**Exercise**
Look through the material below for "name". Copy every line that contains it.

Entries with figure data:
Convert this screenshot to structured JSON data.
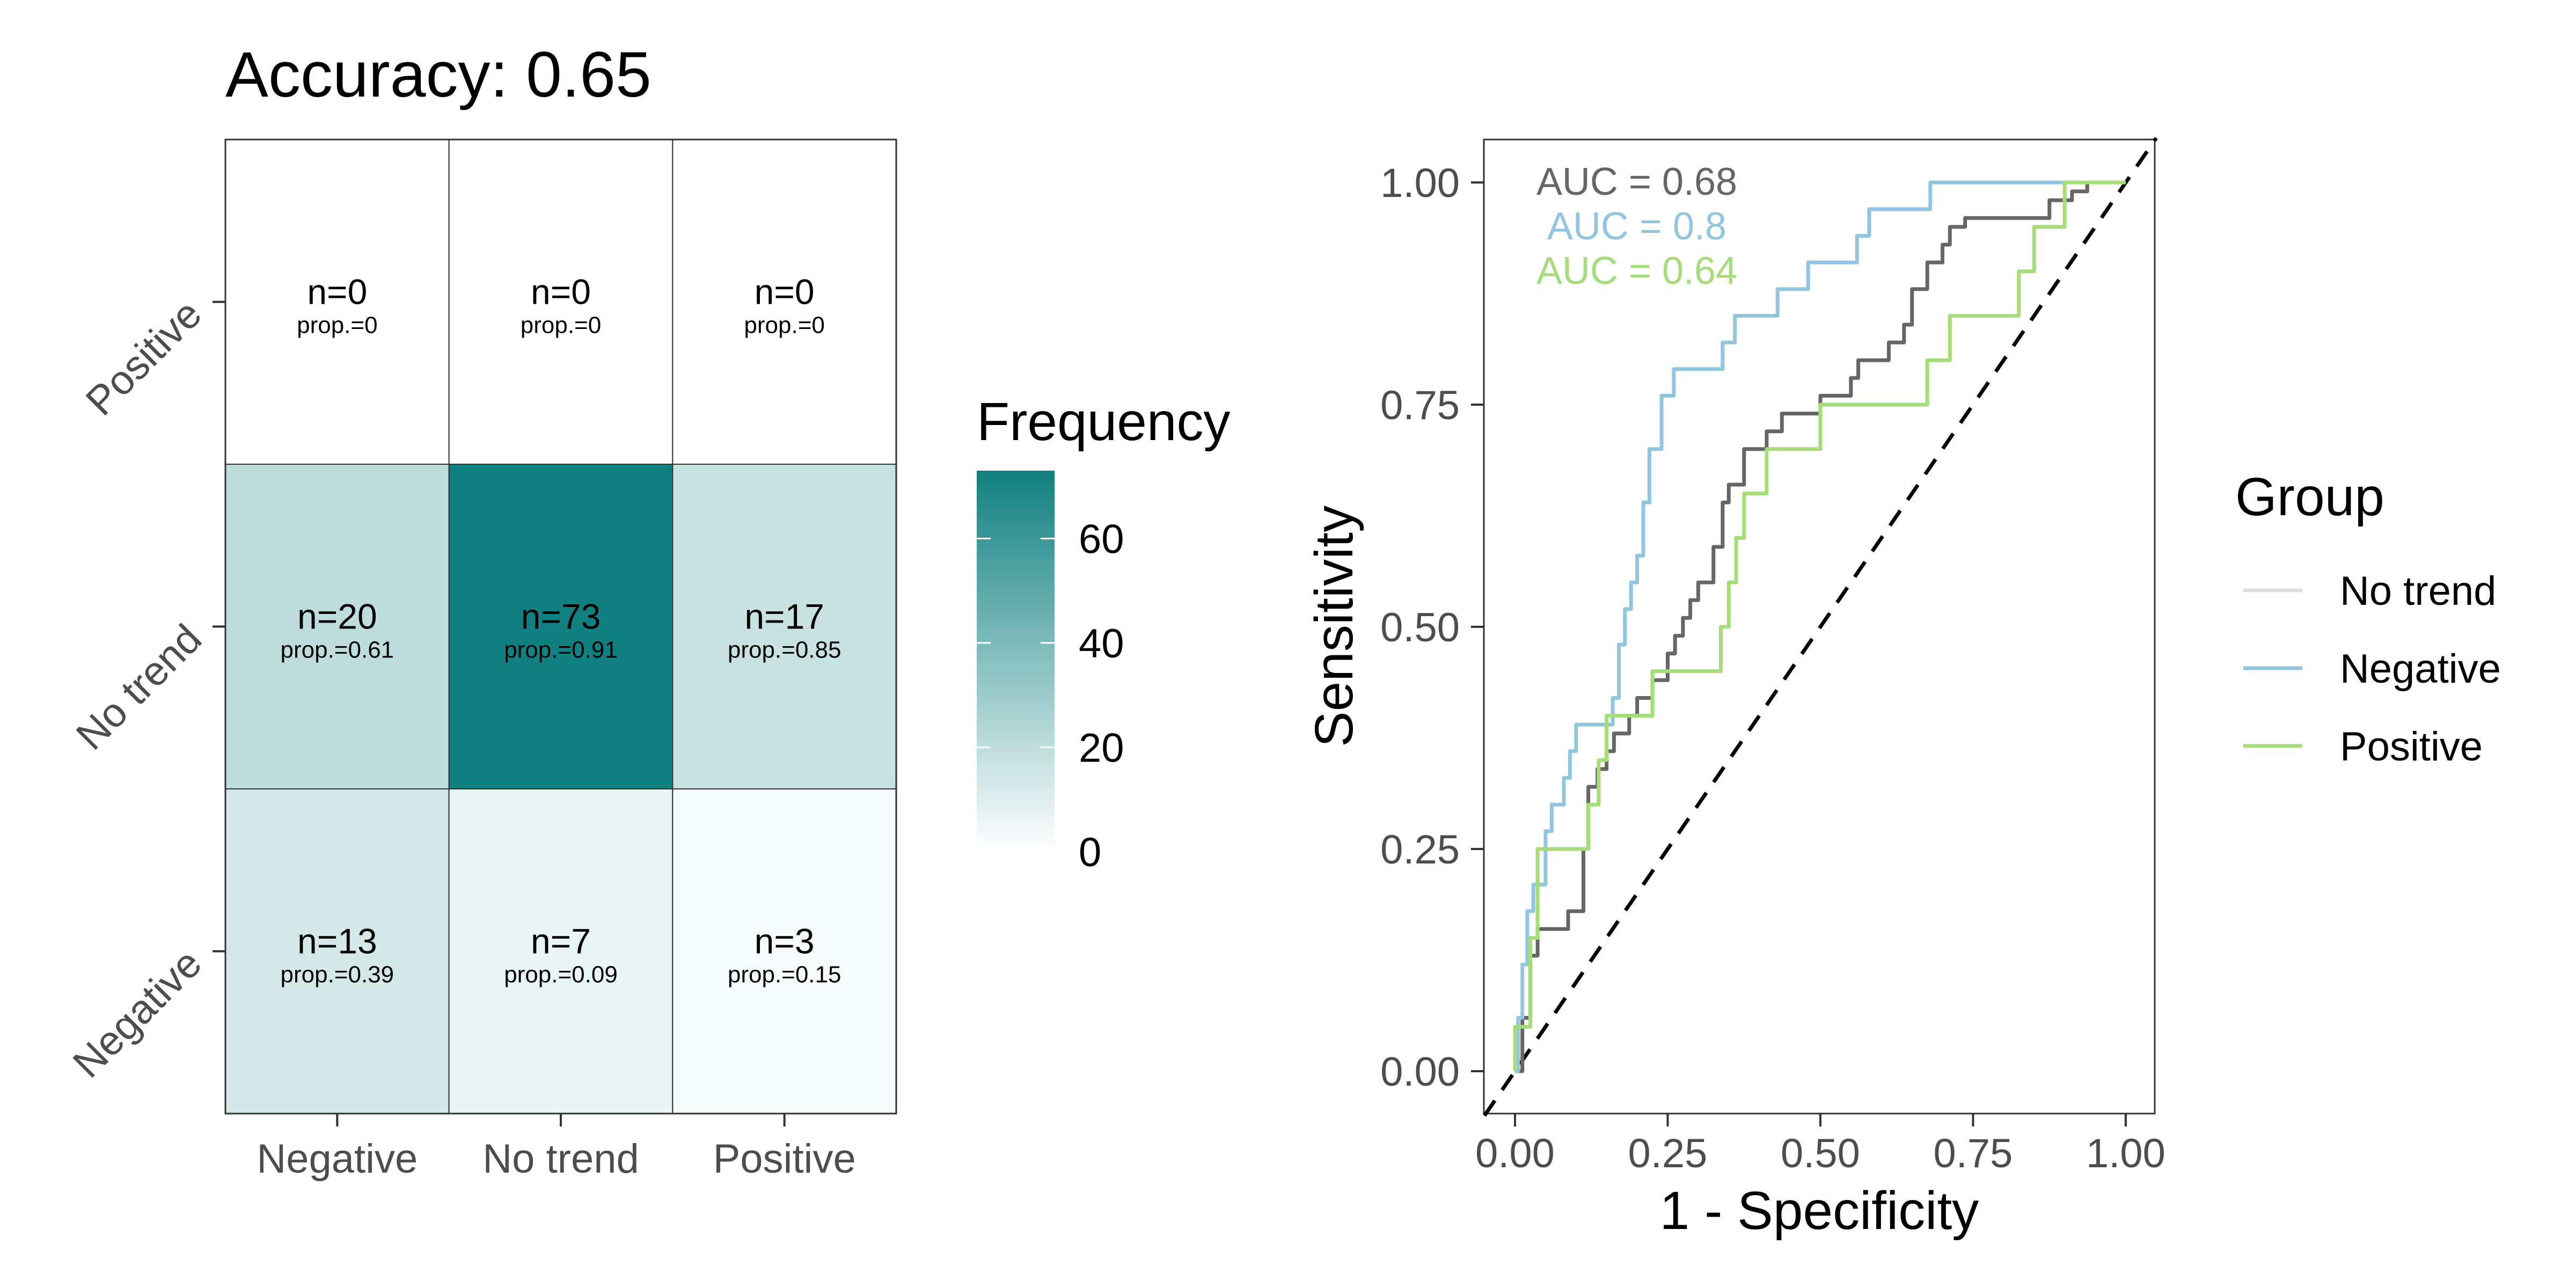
{
  "chart_data": [
    {
      "type": "heatmap",
      "title": "Accuracy: 0.65",
      "x_categories": [
        "Negative",
        "No trend",
        "Positive"
      ],
      "y_categories": [
        "Negative",
        "No trend",
        "Positive"
      ],
      "cells": [
        {
          "x": "Negative",
          "y": "Positive",
          "n_label": "n=0",
          "prop_label": "prop.=0",
          "value": 0
        },
        {
          "x": "No trend",
          "y": "Positive",
          "n_label": "n=0",
          "prop_label": "prop.=0",
          "value": 0
        },
        {
          "x": "Positive",
          "y": "Positive",
          "n_label": "n=0",
          "prop_label": "prop.=0",
          "value": 0
        },
        {
          "x": "Negative",
          "y": "No trend",
          "n_label": "n=20",
          "prop_label": "prop.=0.61",
          "value": 20
        },
        {
          "x": "No trend",
          "y": "No trend",
          "n_label": "n=73",
          "prop_label": "prop.=0.91",
          "value": 73
        },
        {
          "x": "Positive",
          "y": "No trend",
          "n_label": "n=17",
          "prop_label": "prop.=0.85",
          "value": 17
        },
        {
          "x": "Negative",
          "y": "Negative",
          "n_label": "n=13",
          "prop_label": "prop.=0.39",
          "value": 13
        },
        {
          "x": "No trend",
          "y": "Negative",
          "n_label": "n=7",
          "prop_label": "prop.=0.09",
          "value": 7
        },
        {
          "x": "Positive",
          "y": "Negative",
          "n_label": "n=3",
          "prop_label": "prop.=0.15",
          "value": 3
        }
      ],
      "colorbar": {
        "title": "Frequency",
        "range": [
          0,
          73
        ],
        "ticks": [
          0,
          20,
          40,
          60
        ],
        "color_low": "#ffffff",
        "color_high": "#118080"
      }
    },
    {
      "type": "line",
      "xlabel": "1 - Specificity",
      "ylabel": "Sensitivity",
      "xlim": [
        0,
        1
      ],
      "ylim": [
        0,
        1
      ],
      "xticks": [
        "0.00",
        "0.25",
        "0.50",
        "0.75",
        "1.00"
      ],
      "yticks": [
        "0.00",
        "0.25",
        "0.50",
        "0.75",
        "1.00"
      ],
      "diagonal_reference": true,
      "annotations": [
        {
          "text": "AUC = 0.68",
          "color": "#666666"
        },
        {
          "text": "AUC = 0.8",
          "color": "#92c5de"
        },
        {
          "text": "AUC = 0.64",
          "color": "#a6dc7a"
        }
      ],
      "legend": {
        "title": "Group",
        "position": "right"
      },
      "series": [
        {
          "name": "No trend",
          "color": "#666666",
          "legend_color": "#dddddd",
          "points": [
            [
              0,
              0
            ],
            [
              0.012,
              0
            ],
            [
              0.012,
              0.04
            ],
            [
              0.012,
              0.06
            ],
            [
              0.025,
              0.06
            ],
            [
              0.025,
              0.1
            ],
            [
              0.025,
              0.13
            ],
            [
              0.037,
              0.13
            ],
            [
              0.037,
              0.16
            ],
            [
              0.087,
              0.16
            ],
            [
              0.087,
              0.18
            ],
            [
              0.112,
              0.18
            ],
            [
              0.112,
              0.25
            ],
            [
              0.12,
              0.25
            ],
            [
              0.12,
              0.32
            ],
            [
              0.135,
              0.32
            ],
            [
              0.135,
              0.34
            ],
            [
              0.15,
              0.34
            ],
            [
              0.15,
              0.36
            ],
            [
              0.162,
              0.36
            ],
            [
              0.162,
              0.38
            ],
            [
              0.187,
              0.38
            ],
            [
              0.187,
              0.4
            ],
            [
              0.2,
              0.4
            ],
            [
              0.2,
              0.42
            ],
            [
              0.225,
              0.42
            ],
            [
              0.225,
              0.44
            ],
            [
              0.25,
              0.44
            ],
            [
              0.25,
              0.47
            ],
            [
              0.262,
              0.47
            ],
            [
              0.262,
              0.49
            ],
            [
              0.275,
              0.49
            ],
            [
              0.275,
              0.51
            ],
            [
              0.287,
              0.51
            ],
            [
              0.287,
              0.53
            ],
            [
              0.3,
              0.53
            ],
            [
              0.3,
              0.55
            ],
            [
              0.325,
              0.55
            ],
            [
              0.325,
              0.59
            ],
            [
              0.34,
              0.59
            ],
            [
              0.34,
              0.64
            ],
            [
              0.35,
              0.64
            ],
            [
              0.35,
              0.66
            ],
            [
              0.375,
              0.66
            ],
            [
              0.375,
              0.7
            ],
            [
              0.412,
              0.7
            ],
            [
              0.412,
              0.72
            ],
            [
              0.437,
              0.72
            ],
            [
              0.437,
              0.74
            ],
            [
              0.5,
              0.74
            ],
            [
              0.5,
              0.76
            ],
            [
              0.55,
              0.76
            ],
            [
              0.55,
              0.78
            ],
            [
              0.562,
              0.78
            ],
            [
              0.562,
              0.8
            ],
            [
              0.612,
              0.8
            ],
            [
              0.612,
              0.82
            ],
            [
              0.637,
              0.82
            ],
            [
              0.637,
              0.84
            ],
            [
              0.65,
              0.84
            ],
            [
              0.65,
              0.88
            ],
            [
              0.675,
              0.88
            ],
            [
              0.675,
              0.91
            ],
            [
              0.7,
              0.91
            ],
            [
              0.7,
              0.93
            ],
            [
              0.712,
              0.93
            ],
            [
              0.712,
              0.95
            ],
            [
              0.737,
              0.95
            ],
            [
              0.737,
              0.96
            ],
            [
              0.875,
              0.96
            ],
            [
              0.875,
              0.98
            ],
            [
              0.912,
              0.98
            ],
            [
              0.912,
              0.99
            ],
            [
              0.937,
              0.99
            ],
            [
              0.937,
              1
            ],
            [
              1,
              1
            ]
          ]
        },
        {
          "name": "Negative",
          "color": "#92c5de",
          "legend_color": "#92c5de",
          "points": [
            [
              0,
              0
            ],
            [
              0.005,
              0
            ],
            [
              0.005,
              0.06
            ],
            [
              0.012,
              0.06
            ],
            [
              0.012,
              0.12
            ],
            [
              0.02,
              0.12
            ],
            [
              0.02,
              0.18
            ],
            [
              0.03,
              0.18
            ],
            [
              0.03,
              0.21
            ],
            [
              0.05,
              0.21
            ],
            [
              0.05,
              0.27
            ],
            [
              0.06,
              0.27
            ],
            [
              0.06,
              0.3
            ],
            [
              0.08,
              0.3
            ],
            [
              0.08,
              0.33
            ],
            [
              0.09,
              0.33
            ],
            [
              0.09,
              0.36
            ],
            [
              0.1,
              0.36
            ],
            [
              0.1,
              0.39
            ],
            [
              0.16,
              0.39
            ],
            [
              0.16,
              0.42
            ],
            [
              0.17,
              0.42
            ],
            [
              0.17,
              0.48
            ],
            [
              0.18,
              0.48
            ],
            [
              0.18,
              0.52
            ],
            [
              0.19,
              0.52
            ],
            [
              0.19,
              0.55
            ],
            [
              0.2,
              0.55
            ],
            [
              0.2,
              0.58
            ],
            [
              0.21,
              0.58
            ],
            [
              0.21,
              0.64
            ],
            [
              0.22,
              0.64
            ],
            [
              0.22,
              0.7
            ],
            [
              0.24,
              0.7
            ],
            [
              0.24,
              0.76
            ],
            [
              0.26,
              0.76
            ],
            [
              0.26,
              0.79
            ],
            [
              0.34,
              0.79
            ],
            [
              0.34,
              0.82
            ],
            [
              0.36,
              0.82
            ],
            [
              0.36,
              0.85
            ],
            [
              0.43,
              0.85
            ],
            [
              0.43,
              0.88
            ],
            [
              0.48,
              0.88
            ],
            [
              0.48,
              0.91
            ],
            [
              0.56,
              0.91
            ],
            [
              0.56,
              0.94
            ],
            [
              0.58,
              0.94
            ],
            [
              0.58,
              0.97
            ],
            [
              0.68,
              0.97
            ],
            [
              0.68,
              1
            ],
            [
              1,
              1
            ]
          ]
        },
        {
          "name": "Positive",
          "color": "#a6dc7a",
          "legend_color": "#a6dc7a",
          "points": [
            [
              0,
              0
            ],
            [
              0,
              0.05
            ],
            [
              0.025,
              0.05
            ],
            [
              0.025,
              0.15
            ],
            [
              0.037,
              0.15
            ],
            [
              0.037,
              0.25
            ],
            [
              0.12,
              0.25
            ],
            [
              0.12,
              0.3
            ],
            [
              0.137,
              0.3
            ],
            [
              0.137,
              0.35
            ],
            [
              0.15,
              0.35
            ],
            [
              0.15,
              0.4
            ],
            [
              0.225,
              0.4
            ],
            [
              0.225,
              0.45
            ],
            [
              0.337,
              0.45
            ],
            [
              0.337,
              0.5
            ],
            [
              0.35,
              0.5
            ],
            [
              0.35,
              0.55
            ],
            [
              0.362,
              0.55
            ],
            [
              0.362,
              0.6
            ],
            [
              0.375,
              0.6
            ],
            [
              0.375,
              0.65
            ],
            [
              0.412,
              0.65
            ],
            [
              0.412,
              0.7
            ],
            [
              0.5,
              0.7
            ],
            [
              0.5,
              0.75
            ],
            [
              0.675,
              0.75
            ],
            [
              0.675,
              0.8
            ],
            [
              0.712,
              0.8
            ],
            [
              0.712,
              0.85
            ],
            [
              0.825,
              0.85
            ],
            [
              0.825,
              0.9
            ],
            [
              0.85,
              0.9
            ],
            [
              0.85,
              0.95
            ],
            [
              0.9,
              0.95
            ],
            [
              0.9,
              1
            ],
            [
              1,
              1
            ]
          ]
        }
      ]
    }
  ]
}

**The output**
          "name": "No trend",
          "name": "Negative",
          "name": "Positive",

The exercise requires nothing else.